### Assignment:
Would you transcribe each entry that follows word for word, minus the images?

---- Dataset extract

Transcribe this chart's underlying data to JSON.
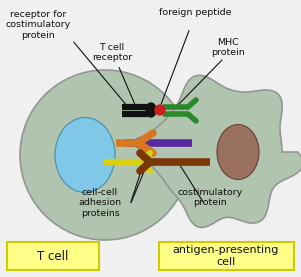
{
  "bg_color": "#f0f0f0",
  "t_cell_body_color": "#b0c4b0",
  "t_cell_body_ec": "#909890",
  "t_cell_nucleus_color": "#7fc8e8",
  "t_cell_nucleus_ec": "#5090a8",
  "apc_body_color": "#b0c4b0",
  "apc_body_ec": "#909890",
  "apc_nucleus_color": "#9a7060",
  "apc_nucleus_ec": "#6a4030",
  "label_box_color": "#ffff88",
  "label_box_ec": "#cccc00",
  "tcr_color": "#111111",
  "green_receptor_color": "#2a8a2a",
  "red_dot_color": "#cc2020",
  "orange_color": "#d87820",
  "purple_color": "#5828a0",
  "yellow_color": "#d8d010",
  "brown_color": "#7a3808",
  "line_color": "#111111",
  "text_color": "#111111",
  "labels": {
    "receptor_costim": "receptor for\ncostimulatory\nprotein",
    "t_cell_receptor": "T cell\nreceptor",
    "foreign_peptide": "foreign peptide",
    "mhc_protein": "MHC\nprotein",
    "cell_adhesion": "cell-cell\nadhesion\nproteins",
    "costim_protein": "costimulatory\nprotein",
    "t_cell": "T cell",
    "apc": "antigen-presenting\ncell"
  }
}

--------

### Answer below:
Transcribe this chart's underlying data to JSON.
{
  "bg_color": "#f0f0f0",
  "t_cell_body_color": "#b0c4b0",
  "t_cell_body_ec": "#909890",
  "t_cell_nucleus_color": "#7fc8e8",
  "t_cell_nucleus_ec": "#5090a8",
  "apc_body_color": "#b0c4b0",
  "apc_body_ec": "#909890",
  "apc_nucleus_color": "#9a7060",
  "apc_nucleus_ec": "#6a4030",
  "label_box_color": "#ffff88",
  "label_box_ec": "#cccc00",
  "tcr_color": "#111111",
  "green_receptor_color": "#2a8a2a",
  "red_dot_color": "#cc2020",
  "orange_color": "#d87820",
  "purple_color": "#5828a0",
  "yellow_color": "#d8d010",
  "brown_color": "#7a3808",
  "line_color": "#111111",
  "text_color": "#111111",
  "labels": {
    "receptor_costim": "receptor for\ncostimulatory\nprotein",
    "t_cell_receptor": "T cell\nreceptor",
    "foreign_peptide": "foreign peptide",
    "mhc_protein": "MHC\nprotein",
    "cell_adhesion": "cell-cell\nadhesion\nproteins",
    "costim_protein": "costimulatory\nprotein",
    "t_cell": "T cell",
    "apc": "antigen-presenting\ncell"
  }
}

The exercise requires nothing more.